[start]

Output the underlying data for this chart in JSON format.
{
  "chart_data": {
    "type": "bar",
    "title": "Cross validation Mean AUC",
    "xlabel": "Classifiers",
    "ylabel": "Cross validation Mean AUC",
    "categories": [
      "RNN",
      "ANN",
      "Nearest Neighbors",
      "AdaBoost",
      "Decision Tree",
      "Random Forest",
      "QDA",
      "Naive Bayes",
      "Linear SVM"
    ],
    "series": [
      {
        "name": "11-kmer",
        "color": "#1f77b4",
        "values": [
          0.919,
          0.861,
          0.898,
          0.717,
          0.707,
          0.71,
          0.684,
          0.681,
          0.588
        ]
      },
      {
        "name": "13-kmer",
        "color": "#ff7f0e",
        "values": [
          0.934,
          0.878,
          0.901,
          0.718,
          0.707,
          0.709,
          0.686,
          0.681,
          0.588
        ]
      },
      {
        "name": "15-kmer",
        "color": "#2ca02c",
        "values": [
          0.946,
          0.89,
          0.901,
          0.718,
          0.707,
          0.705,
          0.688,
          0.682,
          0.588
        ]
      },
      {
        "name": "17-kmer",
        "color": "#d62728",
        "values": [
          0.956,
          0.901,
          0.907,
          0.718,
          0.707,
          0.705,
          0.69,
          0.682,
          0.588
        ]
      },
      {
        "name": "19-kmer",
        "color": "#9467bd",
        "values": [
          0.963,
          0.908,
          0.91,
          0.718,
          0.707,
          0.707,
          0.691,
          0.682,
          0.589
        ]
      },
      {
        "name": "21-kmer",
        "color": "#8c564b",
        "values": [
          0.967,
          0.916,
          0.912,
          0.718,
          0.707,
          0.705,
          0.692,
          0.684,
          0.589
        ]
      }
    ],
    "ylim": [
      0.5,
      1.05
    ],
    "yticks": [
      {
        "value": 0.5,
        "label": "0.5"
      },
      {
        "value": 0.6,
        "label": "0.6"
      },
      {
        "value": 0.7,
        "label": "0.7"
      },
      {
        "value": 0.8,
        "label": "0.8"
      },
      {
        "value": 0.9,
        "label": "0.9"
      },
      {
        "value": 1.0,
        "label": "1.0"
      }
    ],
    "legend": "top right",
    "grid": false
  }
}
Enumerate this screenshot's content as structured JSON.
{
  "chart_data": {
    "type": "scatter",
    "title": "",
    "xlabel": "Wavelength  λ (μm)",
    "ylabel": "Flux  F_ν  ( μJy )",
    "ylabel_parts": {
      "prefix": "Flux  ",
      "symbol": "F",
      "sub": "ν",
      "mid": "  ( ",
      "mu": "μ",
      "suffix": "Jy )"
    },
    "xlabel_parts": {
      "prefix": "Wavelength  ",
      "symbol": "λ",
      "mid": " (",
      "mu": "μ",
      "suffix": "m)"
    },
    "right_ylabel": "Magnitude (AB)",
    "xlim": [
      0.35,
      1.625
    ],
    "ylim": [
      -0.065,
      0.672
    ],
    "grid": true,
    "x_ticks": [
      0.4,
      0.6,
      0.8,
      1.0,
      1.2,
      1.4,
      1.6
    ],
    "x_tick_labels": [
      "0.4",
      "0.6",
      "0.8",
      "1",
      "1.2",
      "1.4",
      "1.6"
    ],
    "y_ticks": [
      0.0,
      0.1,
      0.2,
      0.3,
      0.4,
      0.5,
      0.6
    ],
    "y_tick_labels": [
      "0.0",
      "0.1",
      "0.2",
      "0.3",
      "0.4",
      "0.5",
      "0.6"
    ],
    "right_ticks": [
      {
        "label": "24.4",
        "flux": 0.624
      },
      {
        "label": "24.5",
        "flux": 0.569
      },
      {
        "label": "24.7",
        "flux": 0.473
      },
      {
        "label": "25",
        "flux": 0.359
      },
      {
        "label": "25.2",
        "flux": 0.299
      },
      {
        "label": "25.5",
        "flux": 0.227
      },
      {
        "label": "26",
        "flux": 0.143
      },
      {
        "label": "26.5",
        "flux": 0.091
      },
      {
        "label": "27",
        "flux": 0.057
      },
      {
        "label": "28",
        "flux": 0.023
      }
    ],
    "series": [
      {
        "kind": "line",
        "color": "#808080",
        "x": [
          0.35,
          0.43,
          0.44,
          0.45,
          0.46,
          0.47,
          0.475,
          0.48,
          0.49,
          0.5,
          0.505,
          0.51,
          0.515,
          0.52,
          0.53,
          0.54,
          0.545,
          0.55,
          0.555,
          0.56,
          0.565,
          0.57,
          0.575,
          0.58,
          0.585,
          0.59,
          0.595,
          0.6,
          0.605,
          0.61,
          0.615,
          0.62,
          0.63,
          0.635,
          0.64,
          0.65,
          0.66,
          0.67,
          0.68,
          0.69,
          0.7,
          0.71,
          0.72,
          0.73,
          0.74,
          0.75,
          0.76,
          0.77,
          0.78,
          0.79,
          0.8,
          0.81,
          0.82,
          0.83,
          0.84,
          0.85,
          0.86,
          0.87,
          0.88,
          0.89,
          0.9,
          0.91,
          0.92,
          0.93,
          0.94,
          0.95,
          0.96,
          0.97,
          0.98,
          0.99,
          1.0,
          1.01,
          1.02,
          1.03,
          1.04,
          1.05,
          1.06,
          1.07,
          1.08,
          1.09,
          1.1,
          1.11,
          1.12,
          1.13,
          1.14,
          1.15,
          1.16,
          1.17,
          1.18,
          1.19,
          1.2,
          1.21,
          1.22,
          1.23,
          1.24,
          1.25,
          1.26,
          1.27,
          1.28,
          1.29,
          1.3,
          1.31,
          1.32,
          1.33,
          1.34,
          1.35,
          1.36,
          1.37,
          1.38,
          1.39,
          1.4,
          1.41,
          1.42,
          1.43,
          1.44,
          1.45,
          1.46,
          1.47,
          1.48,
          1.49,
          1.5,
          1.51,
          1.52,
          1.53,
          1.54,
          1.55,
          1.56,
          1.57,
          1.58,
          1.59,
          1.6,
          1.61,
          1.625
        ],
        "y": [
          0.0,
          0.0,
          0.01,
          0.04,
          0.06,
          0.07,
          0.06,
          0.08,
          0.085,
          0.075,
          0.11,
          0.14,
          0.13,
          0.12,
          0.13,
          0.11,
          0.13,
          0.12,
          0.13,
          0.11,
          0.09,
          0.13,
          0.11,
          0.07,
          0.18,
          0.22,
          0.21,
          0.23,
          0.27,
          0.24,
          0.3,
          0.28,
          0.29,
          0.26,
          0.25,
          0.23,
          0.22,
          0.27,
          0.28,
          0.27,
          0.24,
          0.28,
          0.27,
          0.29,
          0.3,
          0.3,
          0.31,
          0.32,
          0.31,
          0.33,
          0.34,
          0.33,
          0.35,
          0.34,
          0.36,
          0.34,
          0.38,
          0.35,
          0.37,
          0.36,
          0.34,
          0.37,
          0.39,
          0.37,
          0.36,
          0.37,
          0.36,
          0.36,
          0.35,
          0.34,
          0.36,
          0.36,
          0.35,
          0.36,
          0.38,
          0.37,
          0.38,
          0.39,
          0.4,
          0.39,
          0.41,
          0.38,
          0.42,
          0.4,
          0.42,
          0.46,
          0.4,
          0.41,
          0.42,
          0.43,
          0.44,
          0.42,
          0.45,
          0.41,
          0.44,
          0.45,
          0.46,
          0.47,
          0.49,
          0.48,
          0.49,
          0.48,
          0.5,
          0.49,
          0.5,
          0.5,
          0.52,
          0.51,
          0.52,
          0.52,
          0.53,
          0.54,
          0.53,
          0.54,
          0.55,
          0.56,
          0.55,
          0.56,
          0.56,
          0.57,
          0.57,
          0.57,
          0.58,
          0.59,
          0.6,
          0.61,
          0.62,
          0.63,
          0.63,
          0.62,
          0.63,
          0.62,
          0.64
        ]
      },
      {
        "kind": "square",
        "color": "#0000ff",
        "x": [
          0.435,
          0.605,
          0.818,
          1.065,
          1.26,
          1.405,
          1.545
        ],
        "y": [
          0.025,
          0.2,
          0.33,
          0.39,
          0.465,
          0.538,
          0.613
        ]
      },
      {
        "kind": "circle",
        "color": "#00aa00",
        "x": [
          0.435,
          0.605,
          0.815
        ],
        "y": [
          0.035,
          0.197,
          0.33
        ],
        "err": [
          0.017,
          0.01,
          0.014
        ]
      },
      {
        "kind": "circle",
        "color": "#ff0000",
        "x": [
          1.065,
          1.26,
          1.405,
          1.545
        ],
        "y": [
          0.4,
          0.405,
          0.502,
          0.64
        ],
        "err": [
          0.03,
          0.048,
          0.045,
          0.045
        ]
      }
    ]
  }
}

[end]

* _Stated task_
Go through the records and copy each line with "this" in it.

* _Answer for the task_
Output the underlying data for this chart in JSON format.
Enumerate this screenshot's content as structured JSON.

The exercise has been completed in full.